Aim - Extract each line bearing the word "изделия".

Data entries -
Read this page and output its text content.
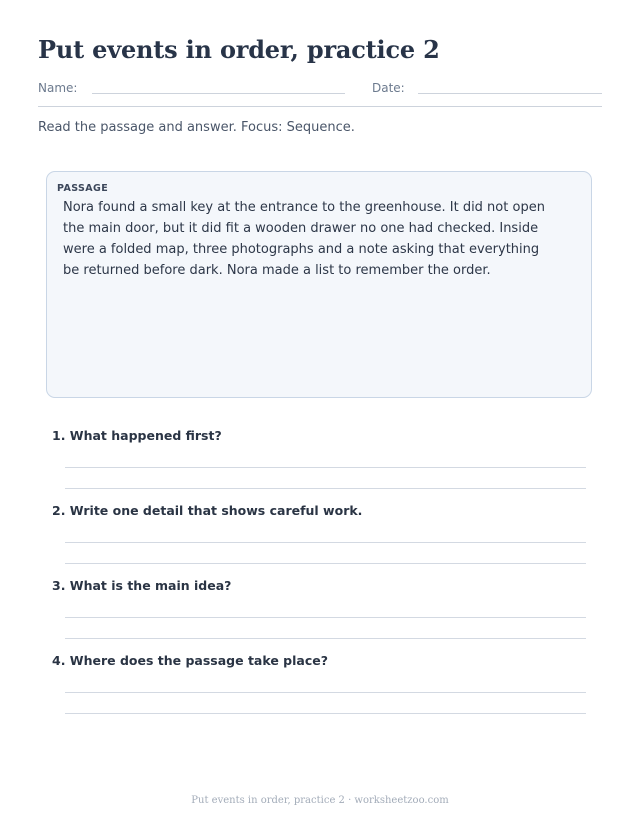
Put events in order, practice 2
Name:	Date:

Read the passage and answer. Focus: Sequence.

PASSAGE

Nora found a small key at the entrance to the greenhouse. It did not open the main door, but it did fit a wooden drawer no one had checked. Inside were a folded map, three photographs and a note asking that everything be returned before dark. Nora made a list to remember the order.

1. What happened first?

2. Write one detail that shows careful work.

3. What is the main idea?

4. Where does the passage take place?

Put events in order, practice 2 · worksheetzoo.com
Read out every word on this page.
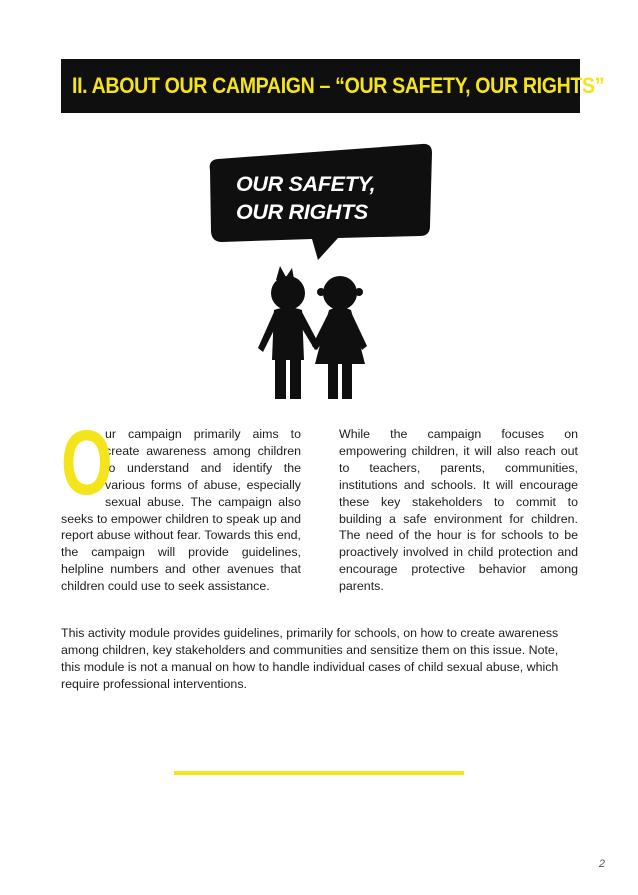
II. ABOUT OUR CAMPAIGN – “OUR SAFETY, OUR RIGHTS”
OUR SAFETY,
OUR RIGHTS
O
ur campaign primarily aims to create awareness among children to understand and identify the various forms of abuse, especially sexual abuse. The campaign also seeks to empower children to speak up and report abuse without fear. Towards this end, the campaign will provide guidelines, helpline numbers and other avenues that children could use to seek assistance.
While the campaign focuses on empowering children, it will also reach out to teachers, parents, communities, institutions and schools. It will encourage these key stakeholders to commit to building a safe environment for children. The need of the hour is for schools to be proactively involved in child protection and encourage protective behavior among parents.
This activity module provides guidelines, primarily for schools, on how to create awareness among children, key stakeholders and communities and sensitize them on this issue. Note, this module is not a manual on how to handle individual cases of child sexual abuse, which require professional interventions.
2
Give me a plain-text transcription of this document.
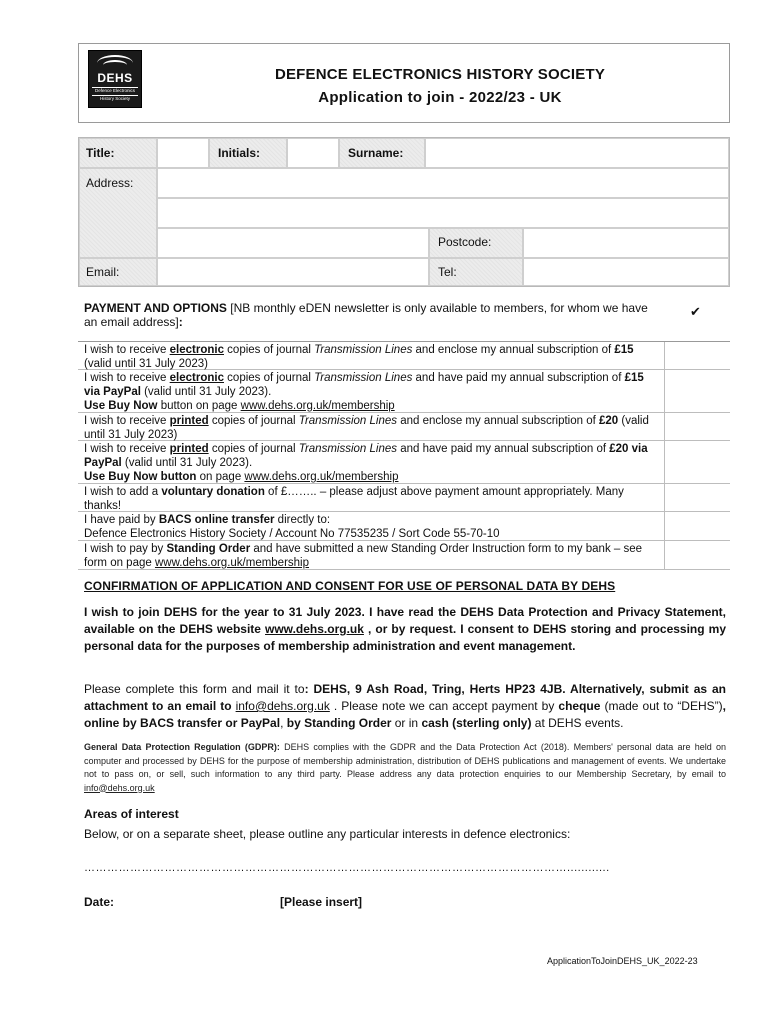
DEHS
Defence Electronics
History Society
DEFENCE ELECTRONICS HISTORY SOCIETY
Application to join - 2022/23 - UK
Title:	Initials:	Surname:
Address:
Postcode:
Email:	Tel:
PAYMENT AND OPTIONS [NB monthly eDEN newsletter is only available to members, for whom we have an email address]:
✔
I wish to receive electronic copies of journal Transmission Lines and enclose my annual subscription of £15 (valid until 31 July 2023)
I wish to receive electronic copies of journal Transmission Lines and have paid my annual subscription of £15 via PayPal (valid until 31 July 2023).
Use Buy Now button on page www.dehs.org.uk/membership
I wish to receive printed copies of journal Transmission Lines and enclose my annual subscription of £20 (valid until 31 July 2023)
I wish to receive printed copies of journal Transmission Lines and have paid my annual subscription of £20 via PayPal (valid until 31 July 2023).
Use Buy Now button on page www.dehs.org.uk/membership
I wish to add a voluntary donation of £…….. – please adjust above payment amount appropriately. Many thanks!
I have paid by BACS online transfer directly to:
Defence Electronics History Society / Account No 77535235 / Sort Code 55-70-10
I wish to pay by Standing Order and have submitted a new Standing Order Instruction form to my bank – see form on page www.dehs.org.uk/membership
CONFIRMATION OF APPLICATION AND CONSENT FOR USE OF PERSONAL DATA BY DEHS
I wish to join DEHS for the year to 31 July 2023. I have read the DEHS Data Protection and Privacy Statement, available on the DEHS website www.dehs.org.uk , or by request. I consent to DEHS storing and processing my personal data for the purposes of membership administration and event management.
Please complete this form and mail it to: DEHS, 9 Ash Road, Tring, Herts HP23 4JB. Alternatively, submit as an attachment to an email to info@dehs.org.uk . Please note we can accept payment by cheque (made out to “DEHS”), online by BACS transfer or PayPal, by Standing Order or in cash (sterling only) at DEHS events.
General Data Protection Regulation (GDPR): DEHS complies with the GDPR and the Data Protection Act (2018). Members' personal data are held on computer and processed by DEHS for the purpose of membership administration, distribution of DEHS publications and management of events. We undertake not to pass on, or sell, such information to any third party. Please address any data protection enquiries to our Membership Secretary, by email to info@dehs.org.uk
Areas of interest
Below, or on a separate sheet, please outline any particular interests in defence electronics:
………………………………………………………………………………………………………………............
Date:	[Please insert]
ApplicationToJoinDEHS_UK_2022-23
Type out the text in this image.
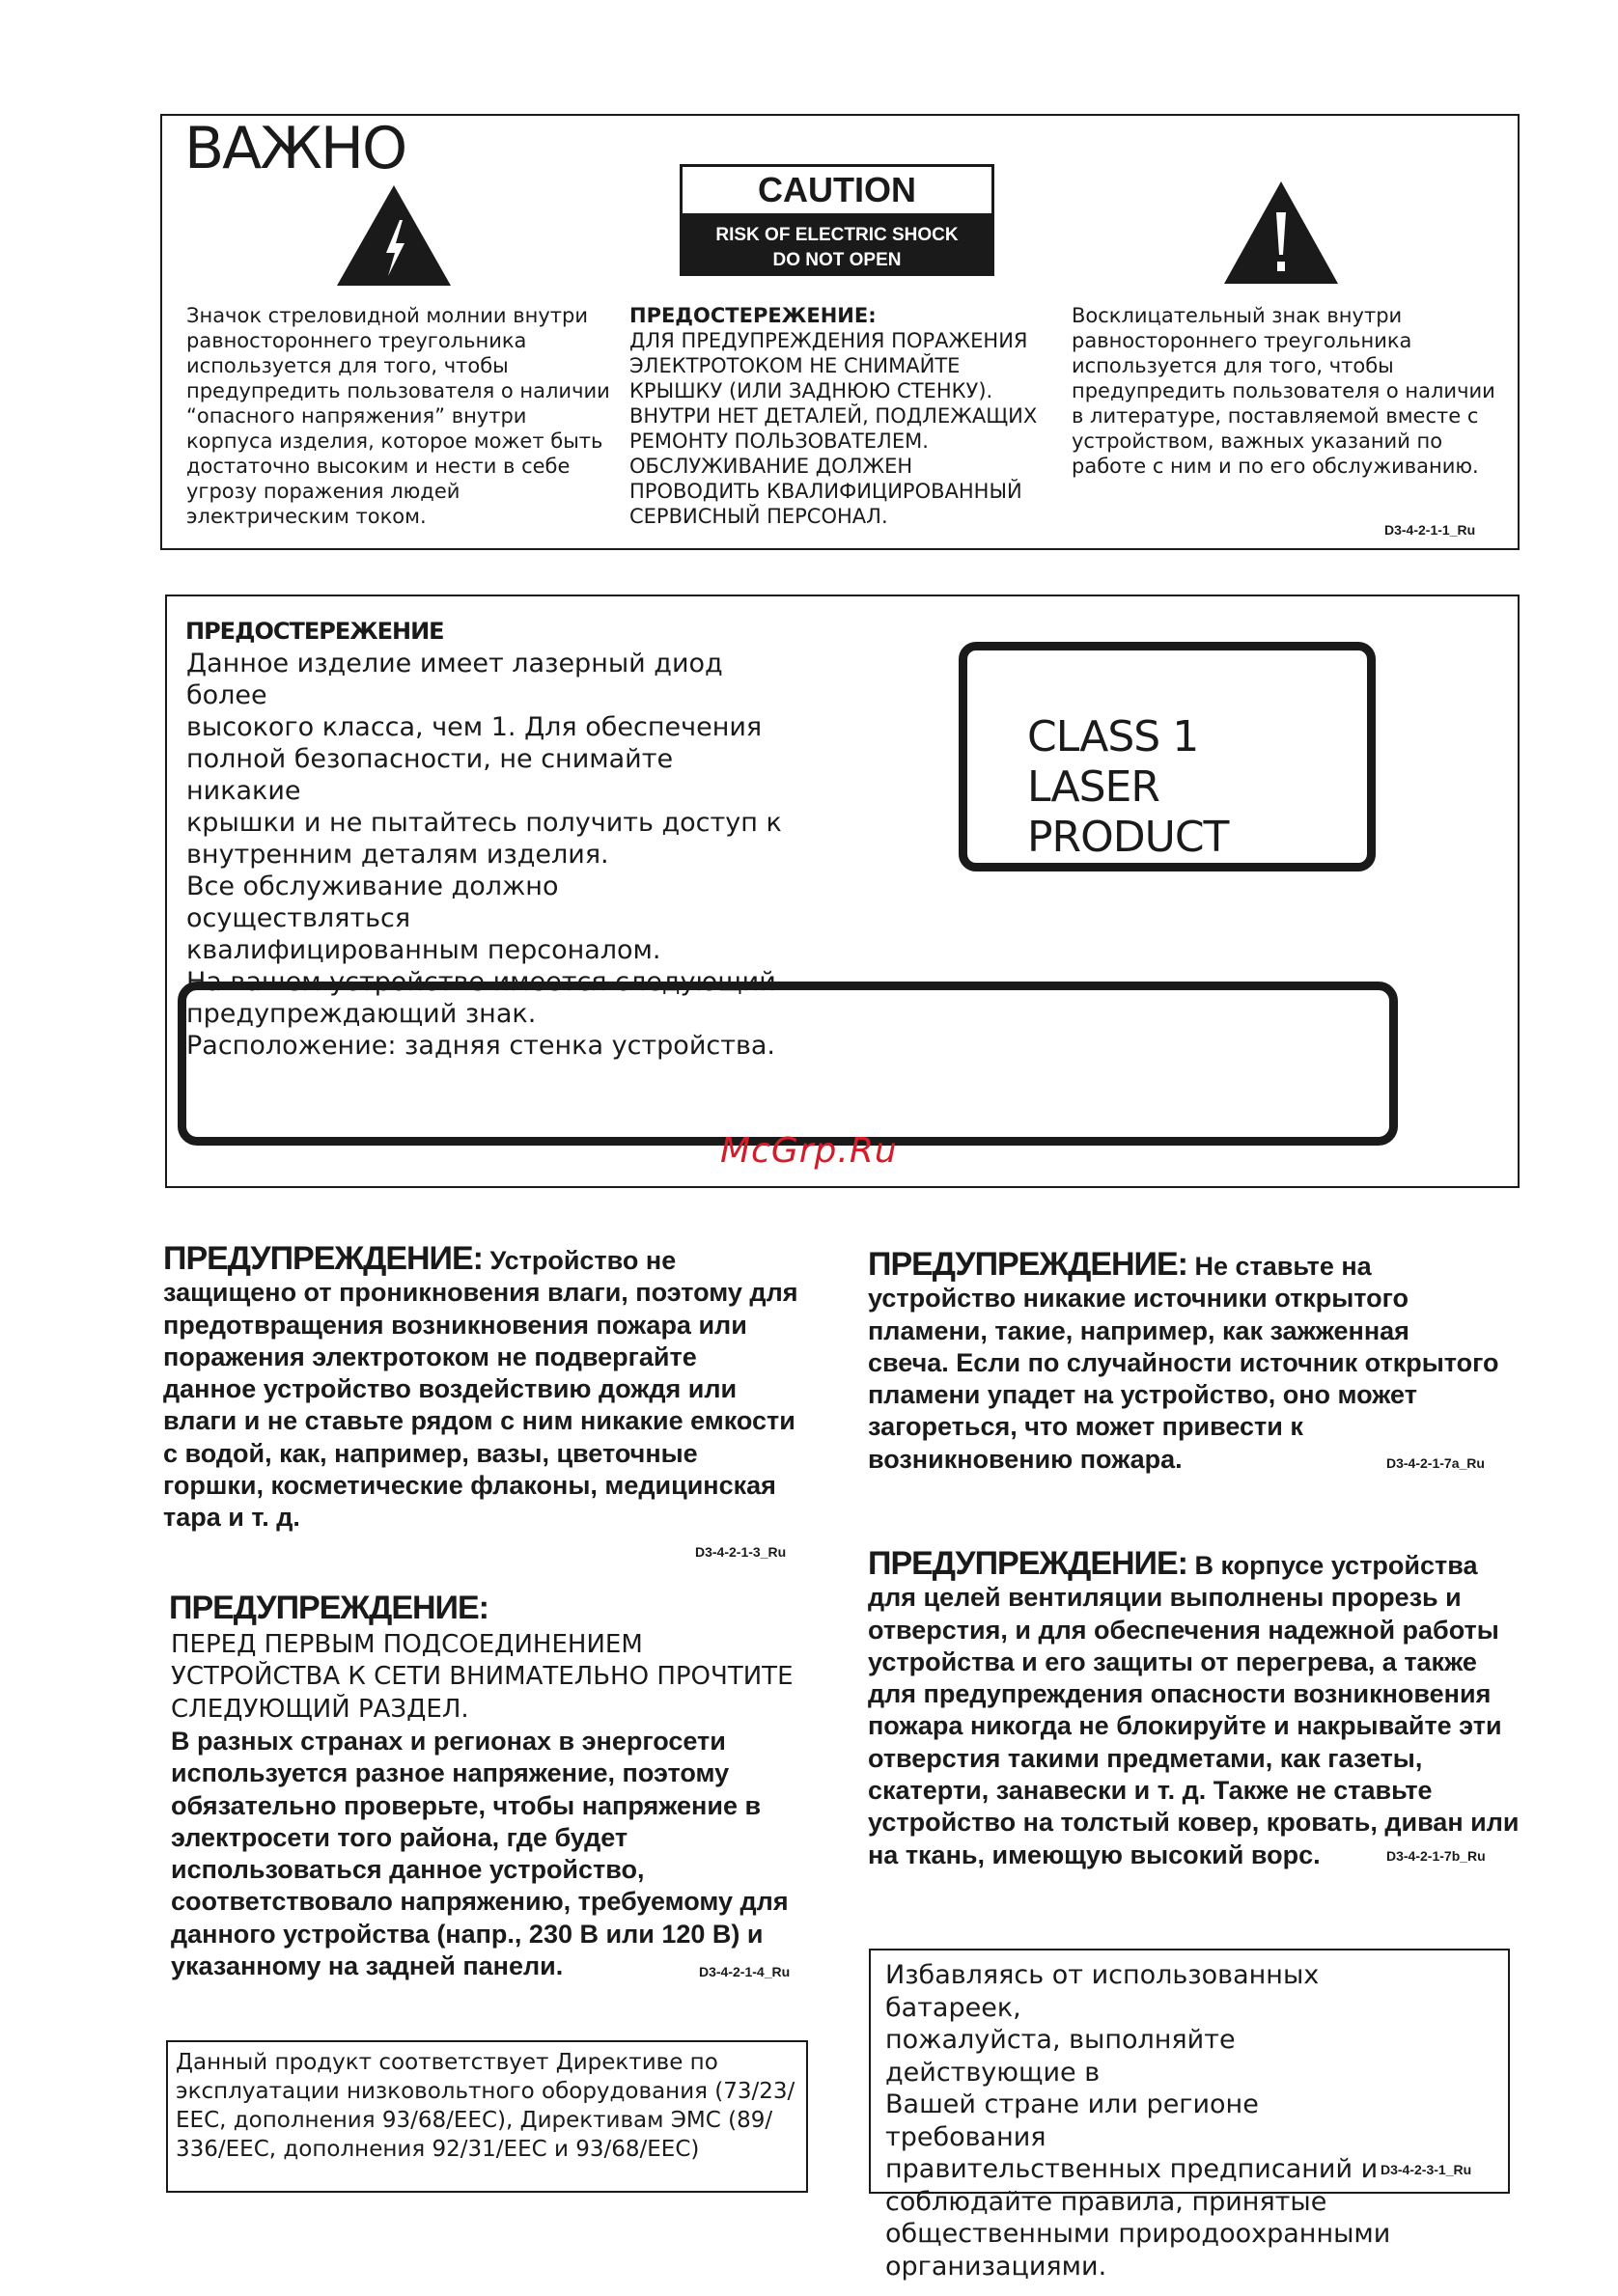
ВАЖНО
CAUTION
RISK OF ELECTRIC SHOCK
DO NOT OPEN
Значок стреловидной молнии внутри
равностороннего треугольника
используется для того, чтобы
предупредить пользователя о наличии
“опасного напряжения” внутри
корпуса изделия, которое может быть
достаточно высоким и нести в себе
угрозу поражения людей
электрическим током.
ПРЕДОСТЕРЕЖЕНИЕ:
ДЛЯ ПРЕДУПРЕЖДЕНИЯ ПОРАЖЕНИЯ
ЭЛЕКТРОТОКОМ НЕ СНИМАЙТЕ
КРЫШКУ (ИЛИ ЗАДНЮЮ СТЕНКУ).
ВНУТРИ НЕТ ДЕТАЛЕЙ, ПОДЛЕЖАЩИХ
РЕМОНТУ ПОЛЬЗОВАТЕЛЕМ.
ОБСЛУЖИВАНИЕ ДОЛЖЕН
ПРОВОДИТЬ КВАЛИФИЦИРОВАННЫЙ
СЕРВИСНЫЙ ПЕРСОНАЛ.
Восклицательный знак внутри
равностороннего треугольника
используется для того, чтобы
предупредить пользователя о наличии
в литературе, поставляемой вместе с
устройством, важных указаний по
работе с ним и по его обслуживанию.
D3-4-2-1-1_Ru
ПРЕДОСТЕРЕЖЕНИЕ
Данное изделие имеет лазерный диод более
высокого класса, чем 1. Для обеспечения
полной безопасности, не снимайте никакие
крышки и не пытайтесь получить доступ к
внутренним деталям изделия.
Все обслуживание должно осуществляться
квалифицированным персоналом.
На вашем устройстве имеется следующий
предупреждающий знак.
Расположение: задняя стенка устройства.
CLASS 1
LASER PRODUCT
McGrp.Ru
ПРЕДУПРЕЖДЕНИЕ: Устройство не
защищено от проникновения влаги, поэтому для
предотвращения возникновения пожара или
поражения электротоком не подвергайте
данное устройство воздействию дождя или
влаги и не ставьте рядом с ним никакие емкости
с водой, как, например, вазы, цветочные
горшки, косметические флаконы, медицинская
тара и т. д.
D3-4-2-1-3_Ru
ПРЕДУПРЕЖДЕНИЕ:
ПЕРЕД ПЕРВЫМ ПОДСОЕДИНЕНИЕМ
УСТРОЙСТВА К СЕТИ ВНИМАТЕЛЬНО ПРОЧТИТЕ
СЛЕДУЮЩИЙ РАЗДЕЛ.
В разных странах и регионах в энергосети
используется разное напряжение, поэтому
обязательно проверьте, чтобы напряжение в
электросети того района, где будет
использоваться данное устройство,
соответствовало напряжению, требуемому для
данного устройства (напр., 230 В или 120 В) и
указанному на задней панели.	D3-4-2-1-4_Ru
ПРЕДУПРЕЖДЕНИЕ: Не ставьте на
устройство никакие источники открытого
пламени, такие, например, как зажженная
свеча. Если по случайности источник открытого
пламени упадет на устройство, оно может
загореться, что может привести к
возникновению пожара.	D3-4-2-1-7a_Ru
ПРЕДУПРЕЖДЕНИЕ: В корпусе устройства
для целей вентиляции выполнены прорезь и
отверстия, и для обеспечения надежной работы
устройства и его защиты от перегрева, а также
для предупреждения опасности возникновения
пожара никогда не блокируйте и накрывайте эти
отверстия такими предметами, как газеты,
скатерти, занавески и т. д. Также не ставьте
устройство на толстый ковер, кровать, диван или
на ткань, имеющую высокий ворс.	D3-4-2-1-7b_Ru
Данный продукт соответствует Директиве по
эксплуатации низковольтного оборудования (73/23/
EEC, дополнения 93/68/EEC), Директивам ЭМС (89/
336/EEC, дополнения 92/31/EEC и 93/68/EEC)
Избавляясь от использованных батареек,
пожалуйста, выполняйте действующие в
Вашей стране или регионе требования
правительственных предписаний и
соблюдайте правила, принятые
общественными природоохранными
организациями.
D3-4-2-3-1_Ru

Result for this exercise -
корпуса изделия, которое может быть
внутренним деталям изделия.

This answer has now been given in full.